** begin Data **
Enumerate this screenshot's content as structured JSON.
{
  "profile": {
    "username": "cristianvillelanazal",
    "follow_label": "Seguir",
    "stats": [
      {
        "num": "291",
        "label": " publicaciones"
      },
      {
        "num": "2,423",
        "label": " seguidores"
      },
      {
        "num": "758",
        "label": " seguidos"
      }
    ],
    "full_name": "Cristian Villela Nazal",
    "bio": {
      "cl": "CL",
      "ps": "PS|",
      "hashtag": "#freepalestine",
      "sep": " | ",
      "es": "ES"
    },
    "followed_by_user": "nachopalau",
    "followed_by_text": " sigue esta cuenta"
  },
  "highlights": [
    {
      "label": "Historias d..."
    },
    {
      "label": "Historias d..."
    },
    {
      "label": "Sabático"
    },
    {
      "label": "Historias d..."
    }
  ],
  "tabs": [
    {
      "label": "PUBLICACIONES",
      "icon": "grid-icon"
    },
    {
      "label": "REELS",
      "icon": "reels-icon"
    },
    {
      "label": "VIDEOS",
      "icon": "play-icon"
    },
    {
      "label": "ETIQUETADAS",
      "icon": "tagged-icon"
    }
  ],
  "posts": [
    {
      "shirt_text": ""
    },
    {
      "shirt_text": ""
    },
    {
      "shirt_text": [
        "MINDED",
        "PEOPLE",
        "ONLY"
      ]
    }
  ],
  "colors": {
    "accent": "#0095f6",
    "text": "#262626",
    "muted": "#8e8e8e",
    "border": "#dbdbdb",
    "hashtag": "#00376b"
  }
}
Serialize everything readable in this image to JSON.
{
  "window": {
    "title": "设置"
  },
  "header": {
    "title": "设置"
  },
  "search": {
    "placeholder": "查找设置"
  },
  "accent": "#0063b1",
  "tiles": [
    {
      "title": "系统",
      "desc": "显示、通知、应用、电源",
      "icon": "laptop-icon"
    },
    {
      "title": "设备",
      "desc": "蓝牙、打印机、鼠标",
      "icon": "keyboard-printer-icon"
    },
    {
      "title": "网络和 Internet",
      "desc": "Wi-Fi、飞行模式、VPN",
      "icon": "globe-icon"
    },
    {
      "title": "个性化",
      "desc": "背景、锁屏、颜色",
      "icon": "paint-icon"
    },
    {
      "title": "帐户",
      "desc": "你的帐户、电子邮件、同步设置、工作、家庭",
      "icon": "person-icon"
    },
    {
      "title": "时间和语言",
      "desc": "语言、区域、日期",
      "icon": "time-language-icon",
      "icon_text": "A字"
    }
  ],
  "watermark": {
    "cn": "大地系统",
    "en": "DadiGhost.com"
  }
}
** end Data **
§ **Problem requirements**
Write out the full listing exactly as given.

§ **Complete answer**
Enumerate this screenshot's content as structured JSON.
{
  "profile": {
    "username": "cristianvillelanazal",
    "follow_label": "Seguir",
    "stats": [
      {
        "num": "291",
        "label": " publicaciones"
      },
      {
        "num": "2,423",
        "label": " seguidores"
      },
      {
        "num": "758",
        "label": " seguidos"
      }
    ],
    "full_name": "Cristian Villela Nazal",
    "bio": {
      "cl": "CL",
      "ps": "PS|",
      "hashtag": "#freepalestine",
      "sep": " | ",
      "es": "ES"
    },
    "followed_by_user": "nachopalau",
    "followed_by_text": " sigue esta cuenta"
  },
  "highlights": [
    {
      "label": "Historias d..."
    },
    {
      "label": "Historias d..."
    },
    {
      "label": "Sabático"
    },
    {
      "label": "Historias d..."
    }
  ],
  "tabs": [
    {
      "label": "PUBLICACIONES",
      "icon": "grid-icon"
    },
    {
      "label": "REELS",
      "icon": "reels-icon"
    },
    {
      "label": "VIDEOS",
      "icon": "play-icon"
    },
    {
      "label": "ETIQUETADAS",
      "icon": "tagged-icon"
    }
  ],
  "posts": [
    {
      "shirt_text": ""
    },
    {
      "shirt_text": ""
    },
    {
      "shirt_text": [
        "MINDED",
        "PEOPLE",
        "ONLY"
      ]
    }
  ],
  "colors": {
    "accent": "#0095f6",
    "text": "#262626",
    "muted": "#8e8e8e",
    "border": "#dbdbdb",
    "hashtag": "#00376b"
  }
}
Serialize everything readable in this image to JSON.
{
  "window": {
    "title": "设置"
  },
  "header": {
    "title": "设置"
  },
  "search": {
    "placeholder": "查找设置"
  },
  "accent": "#0063b1",
  "tiles": [
    {
      "title": "系统",
      "desc": "显示、通知、应用、电源",
      "icon": "laptop-icon"
    },
    {
      "title": "设备",
      "desc": "蓝牙、打印机、鼠标",
      "icon": "keyboard-printer-icon"
    },
    {
      "title": "网络和 Internet",
      "desc": "Wi-Fi、飞行模式、VPN",
      "icon": "globe-icon"
    },
    {
      "title": "个性化",
      "desc": "背景、锁屏、颜色",
      "icon": "paint-icon"
    },
    {
      "title": "帐户",
      "desc": "你的帐户、电子邮件、同步设置、工作、家庭",
      "icon": "person-icon"
    },
    {
      "title": "时间和语言",
      "desc": "语言、区域、日期",
      "icon": "time-language-icon",
      "icon_text": "A字"
    }
  ],
  "watermark": {
    "cn": "大地系统",
    "en": "DadiGhost.com"
  }
}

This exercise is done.